*** Opening Text passage ***

# Auto BP Low



## LukaPL (Jan 31, 2009)

we had a call to a very low BP patient. When we came toa nursing home nurse told us that BP was 56 /20. Before calling med unit I checked it and it was 130/68. I thought that Im wrong so I checked three times and result was this same, then I asked my partner to check it too and difference was very small 132/66. We asked nurse who checked the BP, she said that she used the electronic one. When she went to bring it i checked other vitals and pt had very irregular HR, she had cardiac history. Long story short, three electronic pressure cuffs showed very low BP but with regular cuff was within normal limits. I was thinking  that arrythmia could made BP go low. Anyone any thoughts?


----------



## MMiz (Jan 31, 2009)

I created a new thread for your situation.  Hopefully someone has some feedback for you.


----------



## artman17847 (Jan 31, 2009)

depending on the type of electronic measuring device that is being used, most electronic type of B/P machinces measure the pressures that are created in the arteries by the pulse or "pulse pressure" therefore a pt experiencing a severe dysarrthmia as in a very irregular pulse can make it difficult for the machine to properly obtain a reading. So the answer to your question is yes an irregular pulse can cause inacurate readings.


----------



## Aidey (Jan 31, 2009)

I use Auto BPs at work all the time and if the cuff is loose, over clothing, or a lot of fat it can throw the results off too. I've noticed some of ours are very picky, and you have to put the cuff on where it is anatomically supposed to go or you get strange results. So if that little arrow that says "Place artery here" is on the back of their arm the results could be off too.

*** Closing Text passage ***
*** Opening Data section ***

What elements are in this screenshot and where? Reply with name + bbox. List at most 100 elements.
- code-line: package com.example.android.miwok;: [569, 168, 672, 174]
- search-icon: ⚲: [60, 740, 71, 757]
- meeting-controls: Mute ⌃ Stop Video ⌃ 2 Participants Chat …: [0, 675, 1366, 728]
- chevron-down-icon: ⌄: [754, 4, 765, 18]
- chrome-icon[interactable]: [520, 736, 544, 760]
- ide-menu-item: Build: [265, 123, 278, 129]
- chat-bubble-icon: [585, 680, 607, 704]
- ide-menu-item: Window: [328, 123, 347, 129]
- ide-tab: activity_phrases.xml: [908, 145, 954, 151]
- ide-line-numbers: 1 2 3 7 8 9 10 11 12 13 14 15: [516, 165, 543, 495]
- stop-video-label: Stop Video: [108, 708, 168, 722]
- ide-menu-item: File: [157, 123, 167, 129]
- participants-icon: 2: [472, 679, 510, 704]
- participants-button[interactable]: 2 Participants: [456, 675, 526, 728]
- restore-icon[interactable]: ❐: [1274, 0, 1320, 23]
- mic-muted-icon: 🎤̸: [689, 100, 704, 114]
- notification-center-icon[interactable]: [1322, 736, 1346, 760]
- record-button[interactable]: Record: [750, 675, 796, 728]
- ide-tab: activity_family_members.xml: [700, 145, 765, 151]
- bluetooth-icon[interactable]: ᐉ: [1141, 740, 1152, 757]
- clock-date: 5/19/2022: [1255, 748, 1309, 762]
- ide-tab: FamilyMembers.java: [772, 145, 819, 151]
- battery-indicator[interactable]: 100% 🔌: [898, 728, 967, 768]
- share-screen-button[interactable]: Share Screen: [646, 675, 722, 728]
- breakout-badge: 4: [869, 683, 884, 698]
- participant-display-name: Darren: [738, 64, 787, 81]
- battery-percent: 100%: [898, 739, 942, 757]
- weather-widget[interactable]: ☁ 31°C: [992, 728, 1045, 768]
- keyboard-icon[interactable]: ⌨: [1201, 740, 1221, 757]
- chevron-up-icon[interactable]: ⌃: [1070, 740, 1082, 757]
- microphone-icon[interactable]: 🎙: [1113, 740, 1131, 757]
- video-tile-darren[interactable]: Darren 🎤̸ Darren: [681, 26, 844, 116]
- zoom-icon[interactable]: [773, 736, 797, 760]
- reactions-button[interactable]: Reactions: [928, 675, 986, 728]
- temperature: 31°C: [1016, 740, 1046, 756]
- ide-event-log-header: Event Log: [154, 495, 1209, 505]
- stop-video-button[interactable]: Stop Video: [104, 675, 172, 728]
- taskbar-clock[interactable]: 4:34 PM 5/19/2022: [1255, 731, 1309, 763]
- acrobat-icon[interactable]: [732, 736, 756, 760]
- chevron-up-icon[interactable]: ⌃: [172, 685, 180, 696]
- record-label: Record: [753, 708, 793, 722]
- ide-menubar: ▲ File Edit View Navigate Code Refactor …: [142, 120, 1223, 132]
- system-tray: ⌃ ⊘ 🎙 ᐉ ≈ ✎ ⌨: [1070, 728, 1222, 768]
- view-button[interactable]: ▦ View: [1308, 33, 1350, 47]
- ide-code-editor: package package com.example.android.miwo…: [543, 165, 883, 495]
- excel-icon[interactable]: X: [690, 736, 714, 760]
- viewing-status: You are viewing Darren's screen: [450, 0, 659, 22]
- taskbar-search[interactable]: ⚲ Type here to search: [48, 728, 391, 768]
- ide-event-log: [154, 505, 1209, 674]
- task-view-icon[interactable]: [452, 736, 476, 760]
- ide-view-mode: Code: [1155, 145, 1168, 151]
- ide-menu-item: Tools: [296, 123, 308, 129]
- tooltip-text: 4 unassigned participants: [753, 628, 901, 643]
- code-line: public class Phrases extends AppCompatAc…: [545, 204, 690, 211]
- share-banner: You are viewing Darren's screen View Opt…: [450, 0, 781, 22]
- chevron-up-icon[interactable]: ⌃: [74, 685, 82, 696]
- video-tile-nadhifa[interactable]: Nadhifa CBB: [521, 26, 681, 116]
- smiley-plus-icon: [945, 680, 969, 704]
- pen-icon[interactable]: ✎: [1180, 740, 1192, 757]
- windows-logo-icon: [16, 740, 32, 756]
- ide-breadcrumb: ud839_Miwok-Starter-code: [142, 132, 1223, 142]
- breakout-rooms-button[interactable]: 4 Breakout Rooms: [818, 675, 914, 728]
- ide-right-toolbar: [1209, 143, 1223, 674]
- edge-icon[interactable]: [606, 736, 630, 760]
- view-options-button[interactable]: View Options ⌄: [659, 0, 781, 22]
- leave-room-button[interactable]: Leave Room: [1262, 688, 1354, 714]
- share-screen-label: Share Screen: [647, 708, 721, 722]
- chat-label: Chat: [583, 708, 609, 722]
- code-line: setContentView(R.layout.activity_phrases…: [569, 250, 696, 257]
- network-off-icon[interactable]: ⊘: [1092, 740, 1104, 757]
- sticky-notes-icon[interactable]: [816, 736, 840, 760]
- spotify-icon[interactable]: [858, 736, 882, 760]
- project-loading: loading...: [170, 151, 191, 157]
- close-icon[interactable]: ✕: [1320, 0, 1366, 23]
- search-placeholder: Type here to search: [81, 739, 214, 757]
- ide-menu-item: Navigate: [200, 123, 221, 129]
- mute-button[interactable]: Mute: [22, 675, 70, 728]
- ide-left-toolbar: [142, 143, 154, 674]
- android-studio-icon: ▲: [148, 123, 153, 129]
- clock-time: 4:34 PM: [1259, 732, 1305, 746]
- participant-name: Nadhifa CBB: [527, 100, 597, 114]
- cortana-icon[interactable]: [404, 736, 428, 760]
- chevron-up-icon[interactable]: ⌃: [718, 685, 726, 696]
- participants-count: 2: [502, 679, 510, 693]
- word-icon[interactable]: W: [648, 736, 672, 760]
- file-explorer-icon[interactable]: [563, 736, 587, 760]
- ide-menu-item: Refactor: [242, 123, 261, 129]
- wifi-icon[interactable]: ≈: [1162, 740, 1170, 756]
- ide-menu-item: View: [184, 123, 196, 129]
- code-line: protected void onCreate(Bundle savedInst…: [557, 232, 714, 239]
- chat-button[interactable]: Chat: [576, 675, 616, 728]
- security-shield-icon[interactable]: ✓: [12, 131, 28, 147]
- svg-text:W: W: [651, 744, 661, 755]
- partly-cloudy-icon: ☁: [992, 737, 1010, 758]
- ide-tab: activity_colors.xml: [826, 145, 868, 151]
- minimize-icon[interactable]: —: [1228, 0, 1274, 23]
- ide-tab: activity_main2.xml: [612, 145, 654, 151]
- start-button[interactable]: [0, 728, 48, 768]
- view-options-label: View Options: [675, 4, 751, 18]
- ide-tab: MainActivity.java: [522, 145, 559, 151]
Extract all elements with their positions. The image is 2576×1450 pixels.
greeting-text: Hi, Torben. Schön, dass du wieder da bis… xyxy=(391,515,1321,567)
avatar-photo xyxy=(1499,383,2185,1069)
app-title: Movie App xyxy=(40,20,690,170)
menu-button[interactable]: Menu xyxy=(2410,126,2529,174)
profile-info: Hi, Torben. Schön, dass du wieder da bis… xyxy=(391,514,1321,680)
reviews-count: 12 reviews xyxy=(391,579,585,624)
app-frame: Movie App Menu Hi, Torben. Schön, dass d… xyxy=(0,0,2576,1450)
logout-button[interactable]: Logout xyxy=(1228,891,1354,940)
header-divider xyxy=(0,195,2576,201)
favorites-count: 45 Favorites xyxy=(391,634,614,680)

*** Closing Data section ***

* [Exercise tasks]:
[A] In the thread on automatic blood pressure cuffs, translate this sentence into Spanish: "I've noticed some of ours are very picky, and you have to put the cuff on where it is anatomically supposed to go or you get strange results."
[B] Pick up the thread on automatic blood pressure cuffs after its final sentence and continue it.
This listing has no connection to the thread on automatic blood pressure cuffs.

* [Task-by-task outputs]:
[A] He notado que algunos de los nuestros son muy quisquillosos, y hay que colocar el manguito donde anatómicamente debe ir o se obtienen resultados extraños.

[B]
----------



## medic417 (Jan 31, 2009)

Aidey said:


> I use Auto BPs at work all the time and if the cuff is loose, over clothing, or a lot of fat it can throw the results off too. I've noticed some of ours are very picky, and you have to put the cuff on where it is anatomically supposed to go or you get strange results. So if that little arrow that says "Place artery here" is on the back of their arm the results could be off too.



You mean thats not just for decoration?  Sad how many times I have seen that when people claim BP is some wild number that doesn't match up with with patients S/S's.


----------



## marineman (Feb 1, 2009)

Machines can and will be wrong, that's why most areas require at least the first BP to be done manually then see if the machine at least comes close to what you get. 

Like was mentioned there is a variety of things that can cause the incorrect reading in the machine so trust your judgment and look at the patient and that can give you a pretty good idea if the machine is accurate or not.


----------



## Aidey (Feb 1, 2009)

medic417 said:


> You mean thats not just for decoration?



You wouldn't _believe _the number of times I encounter that a day while at work. I'll hear someones BP alarm go off, and go and check them and it says 52/26 and the patient is sitting there watching TV. I'll look at the cuff and the arrow is pointing to the back of their elbow, and the cuff is really low on their arm. A quick re-adjust and it's a miracle! Their BP is normal again.


----------



## LukaPL (Feb 1, 2009)

yeah I have to be careful with those electronic cuffs
Last night nurse almost yelled at me that I dont believe her about  vitals she performed
she insisted that I dont have to check them because she did.
Finally I told her to let me earn my buck. It helped


----------



## EMTinNEPA (Feb 1, 2009)

I trust a BP cuff and a set of ears over a robo-nurse any day.  I do not trust technology.


----------



## Sasha (Feb 1, 2009)

Little hint from my IFT experience: Just because they wear scrubs doesn't mean they know how to check a BP. I NEVER trust the "last set" a nursing home RN/LPN/CNA gives me because too many times I've gotten a 122/84, done my own and get a systolic in the 150's or the 80's.

And also on that note, I never trust the BP I get from my partner unless I've worked with them before for the same reason.

Always do your own manual BP first. Easiest way to never get burned.


----------



## Doug (Feb 1, 2009)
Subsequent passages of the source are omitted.